_ASSIGNMENT_
Could you restate the entries below word for word and leave the images out?

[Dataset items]
_ _ _

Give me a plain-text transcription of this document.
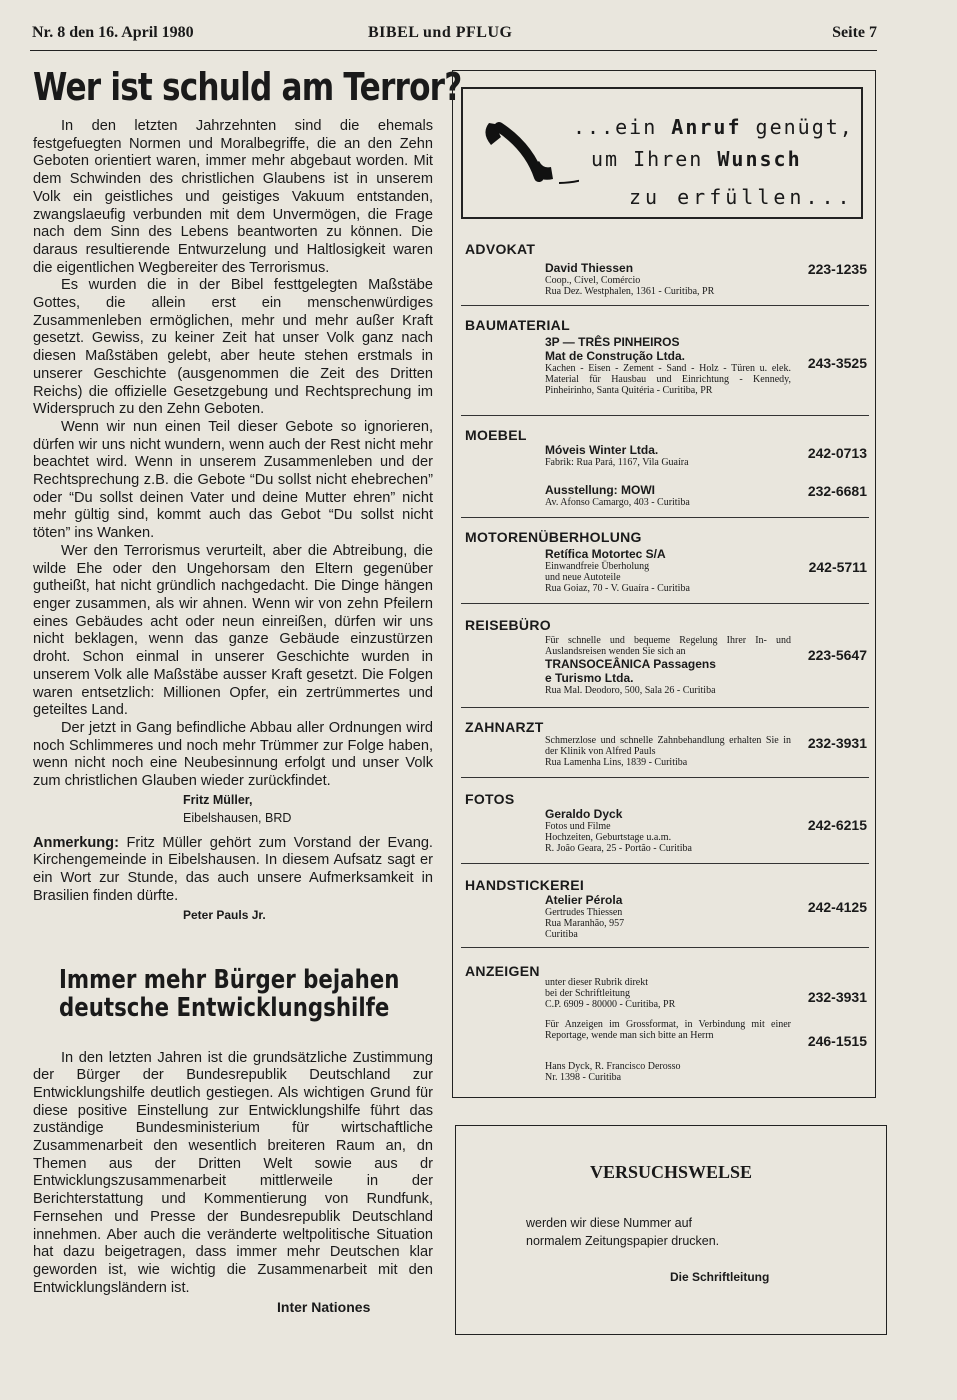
Nr. 8 den 16. April 1980	BIBEL und PFLUG	Seite 7
Wer ist schuld am Terror?

In den letzten Jahrzehnten sind die ehemals festgefuegten Normen und Moralbegriffe, die an den Zehn Geboten orientiert waren, immer mehr abgebaut worden. Mit dem Schwinden des christlichen Glaubens ist in unserem Volk ein geistliches und geistiges Vakuum entstanden, zwangslaeufig verbunden mit dem Unvermögen, die Frage nach dem Sinn des Lebens beantworten zu können. Die daraus resultierende Entwurzelung und Haltlosigkeit waren die eigentlichen Wegbereiter des Terrorismus.

Es wurden die in der Bibel festtgelegten Maßstäbe Gottes, die allein erst ein menschenwürdiges Zusammenleben ermöglichen, mehr und mehr außer Kraft gesetzt. Gewiss, zu keiner Zeit hat unser Volk ganz nach diesen Maßstäben gelebt, aber heute stehen erstmals in unserer Geschichte (ausgenommen die Zeit des Dritten Reichs) die offizielle Gesetzgebung und Rechtsprechung im Widerspruch zu den Zehn Geboten.

Wenn wir nun einen Teil dieser Gebote so ignorieren, dürfen wir uns nicht wundern, wenn auch der Rest nicht mehr beachtet wird. Wenn in unserem Zusammenleben und der Rechtsprechung z.B. die Gebote “Du sollst nicht ehebrechen” oder “Du sollst deinen Vater und deine Mutter ehren” nicht mehr gültig sind, kommt auch das Gebot “Du sollst nicht töten” ins Wanken.

Wer den Terrorismus verurteilt, aber die Abtreibung, die wilde Ehe oder den Ungehorsam den Eltern gegenüber gutheißt, hat nicht gründlich nachgedacht. Die Dinge hängen enger zusammen, als wir ahnen. Wenn wir von zehn Pfeilern eines Gebäudes acht oder neun einreißen, dürfen wir uns nicht beklagen, wenn das ganze Gebäude einzustürzen droht. Schon einmal in unserer Geschichte wurden in unserem Volk alle Maßstäbe ausser Kraft gesetzt. Die Folgen waren entsetzlich: Millionen Opfer, ein zertrümmertes und geteiltes Land.

Der jetzt in Gang befindliche Abbau aller Ordnungen wird noch Schlimmeres und noch mehr Trümmer zur Folge haben, wenn nicht noch eine Neubesinnung erfolgt und unser Volk zum christlichen Glauben wieder zurückfindet.

Fritz Müller,
Eibelshausen, BRD
Anmerkung: Fritz Müller gehört zum Vorstand der Evang. Kirchengemeinde in Eibelshausen. In diesem Aufsatz sagt er ein Wort zur Stunde, das auch unsere Aufmerksamkeit in Brasilien finden dürfte.
Peter Pauls Jr.
Immer mehr Bürger bejahen
deutsche Entwicklungshilfe

In den letzten Jahren ist die grundsätzliche Zustimmung der Bürger der Bundesrepublik Deutschland zur Entwicklungshilfe deutlich gestiegen. Als wichtigen Grund für diese positive Einstellung zur Entwicklungshilfe führt das zuständige Bundesministerium für wirtschaftliche Zusammenarbeit den wesentlich breiteren Raum an, dn Themen aus der Dritten Welt sowie aus dr Entwicklungszusammenarbeit mittlerweile in der Berichterstattung und Kommentierung von Rundfunk, Fernsehen und Presse der Bundesrepublik Deutschland innehmen. Aber auch die veränderte weltpolitische Situation hat dazu beigetragen, dass immer mehr Deutschen klar geworden ist, wie wichtig die Zusammenarbeit mit den Entwicklungsländern ist.

Inter Nationes
...ein Anruf genügt,
um Ihren Wunsch
zu erfüllen...
ADVOKAT
David Thiessen
Coop., Cível, Comércio
Rua Dez. Westphalen, 1361 - Curitiba, PR
223-1235
BAUMATERIAL
3P — TRÊS PINHEIROS
Mat de Construção Ltda.
Kachen - Eisen - Zement - Sand - Holz - Türen u. elek. Material für Hausbau und Einrichtung - Kennedy, Pinheirinho, Santa Quitéria - Curitiba, PR
243-3525
MOEBEL
Móveis Winter Ltda.
Fabrik: Rua Pará, 1167, Vila Guaíra
242-0713
Ausstellung: MOWI
Av. Afonso Camargo, 403 - Curitiba
232-6681
MOTORENÜBERHOLUNG
Retífica Motortec S/A
Einwandfreie Überholung
und neue Autoteile
Rua Goiaz, 70 - V. Guaíra - Curitiba
242-5711
REISEBÜRO
Für schnelle und bequeme Regelung Ihrer In- und Auslandsreisen wenden Sie sich an
TRANSOCEÂNICA Passagens
e Turismo Ltda.
Rua Mal. Deodoro, 500, Sala 26 - Curitiba
223-5647
ZAHNARZT
Schmerzlose und schnelle Zahnbehandlung erhalten Sie in der Klinik von Alfred Pauls
Rua Lamenha Lins, 1839 - Curitiba
232-3931
FOTOS
Geraldo Dyck
Fotos und Filme
Hochzeiten, Geburtstage u.a.m.
R. João Geara, 25 - Portão - Curitiba
242-6215
HANDSTICKEREI
Atelier Pérola
Gertrudes Thiessen
Rua Maranhão, 957
Curitiba
242-4125
ANZEIGEN
unter dieser Rubrik direkt
bei der Schriftleitung
C.P. 6909 - 80000 - Curitiba, PR	232-3931
Für Anzeigen im Grossformat, in Verbindung mit einer Reportage, wende man sich bitte an Herrn	246-1515
Hans Dyck, R. Francisco Derosso
Nr. 1398 - Curitiba
VERSUCHSWELSE
werden wir diese Nummer auf
normalem Zeitungspapier drucken.
Die Schriftleitung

_ _ _

_FINISHED TASK_
Give me a plain-text transcription of this document.
Nr. 8 den 16. April 1980	BIBEL und PFLUG	Seite 7
Wer ist schuld am Terror?

In den letzten Jahrzehnten sind die ehemals festgefuegten Normen und Moralbegriffe, die an den Zehn Geboten orientiert waren, immer mehr abgebaut worden. Mit dem Schwinden des christlichen Glaubens ist in unserem Volk ein geistliches und geistiges Vakuum entstanden, zwangslaeufig verbunden mit dem Unvermögen, die Frage nach dem Sinn des Lebens beantworten zu können. Die daraus resultierende Entwurzelung und Haltlosigkeit waren die eigentlichen Wegbereiter des Terrorismus.

Es wurden die in der Bibel festtgelegten Maßstäbe Gottes, die allein erst ein menschenwürdiges Zusammenleben ermöglichen, mehr und mehr außer Kraft gesetzt. Gewiss, zu keiner Zeit hat unser Volk ganz nach diesen Maßstäben gelebt, aber heute stehen erstmals in unserer Geschichte (ausgenommen die Zeit des Dritten Reichs) die offizielle Gesetzgebung und Rechtsprechung im Widerspruch zu den Zehn Geboten.

Wenn wir nun einen Teil dieser Gebote so ignorieren, dürfen wir uns nicht wundern, wenn auch der Rest nicht mehr beachtet wird. Wenn in unserem Zusammenleben und der Rechtsprechung z.B. die Gebote “Du sollst nicht ehebrechen” oder “Du sollst deinen Vater und deine Mutter ehren” nicht mehr gültig sind, kommt auch das Gebot “Du sollst nicht töten” ins Wanken.

Wer den Terrorismus verurteilt, aber die Abtreibung, die wilde Ehe oder den Ungehorsam den Eltern gegenüber gutheißt, hat nicht gründlich nachgedacht. Die Dinge hängen enger zusammen, als wir ahnen. Wenn wir von zehn Pfeilern eines Gebäudes acht oder neun einreißen, dürfen wir uns nicht beklagen, wenn das ganze Gebäude einzustürzen droht. Schon einmal in unserer Geschichte wurden in unserem Volk alle Maßstäbe ausser Kraft gesetzt. Die Folgen waren entsetzlich: Millionen Opfer, ein zertrümmertes und geteiltes Land.

Der jetzt in Gang befindliche Abbau aller Ordnungen wird noch Schlimmeres und noch mehr Trümmer zur Folge haben, wenn nicht noch eine Neubesinnung erfolgt und unser Volk zum christlichen Glauben wieder zurückfindet.

Fritz Müller,
Eibelshausen, BRD
Anmerkung: Fritz Müller gehört zum Vorstand der Evang. Kirchengemeinde in Eibelshausen. In diesem Aufsatz sagt er ein Wort zur Stunde, das auch unsere Aufmerksamkeit in Brasilien finden dürfte.
Peter Pauls Jr.
Immer mehr Bürger bejahen
deutsche Entwicklungshilfe

In den letzten Jahren ist die grundsätzliche Zustimmung der Bürger der Bundesrepublik Deutschland zur Entwicklungshilfe deutlich gestiegen. Als wichtigen Grund für diese positive Einstellung zur Entwicklungshilfe führt das zuständige Bundesministerium für wirtschaftliche Zusammenarbeit den wesentlich breiteren Raum an, dn Themen aus der Dritten Welt sowie aus dr Entwicklungszusammenarbeit mittlerweile in der Berichterstattung und Kommentierung von Rundfunk, Fernsehen und Presse der Bundesrepublik Deutschland innehmen. Aber auch die veränderte weltpolitische Situation hat dazu beigetragen, dass immer mehr Deutschen klar geworden ist, wie wichtig die Zusammenarbeit mit den Entwicklungsländern ist.

Inter Nationes
...ein Anruf genügt,
um Ihren Wunsch
zu erfüllen...
ADVOKAT
David Thiessen
Coop., Cível, Comércio
Rua Dez. Westphalen, 1361 - Curitiba, PR
223-1235
BAUMATERIAL
3P — TRÊS PINHEIROS
Mat de Construção Ltda.
Kachen - Eisen - Zement - Sand - Holz - Türen u. elek. Material für Hausbau und Einrichtung - Kennedy, Pinheirinho, Santa Quitéria - Curitiba, PR
243-3525
MOEBEL
Móveis Winter Ltda.
Fabrik: Rua Pará, 1167, Vila Guaíra
242-0713
Ausstellung: MOWI
Av. Afonso Camargo, 403 - Curitiba
232-6681
MOTORENÜBERHOLUNG
Retífica Motortec S/A
Einwandfreie Überholung
und neue Autoteile
Rua Goiaz, 70 - V. Guaíra - Curitiba
242-5711
REISEBÜRO
Für schnelle und bequeme Regelung Ihrer In- und Auslandsreisen wenden Sie sich an
TRANSOCEÂNICA Passagens
e Turismo Ltda.
Rua Mal. Deodoro, 500, Sala 26 - Curitiba
223-5647
ZAHNARZT
Schmerzlose und schnelle Zahnbehandlung erhalten Sie in der Klinik von Alfred Pauls
Rua Lamenha Lins, 1839 - Curitiba
232-3931
FOTOS
Geraldo Dyck
Fotos und Filme
Hochzeiten, Geburtstage u.a.m.
R. João Geara, 25 - Portão - Curitiba
242-6215
HANDSTICKEREI
Atelier Pérola
Gertrudes Thiessen
Rua Maranhão, 957
Curitiba
242-4125
ANZEIGEN
unter dieser Rubrik direkt
bei der Schriftleitung
C.P. 6909 - 80000 - Curitiba, PR	232-3931
Für Anzeigen im Grossformat, in Verbindung mit einer Reportage, wende man sich bitte an Herrn	246-1515
Hans Dyck, R. Francisco Derosso
Nr. 1398 - Curitiba
VERSUCHSWELSE
werden wir diese Nummer auf
normalem Zeitungspapier drucken.
Die Schriftleitung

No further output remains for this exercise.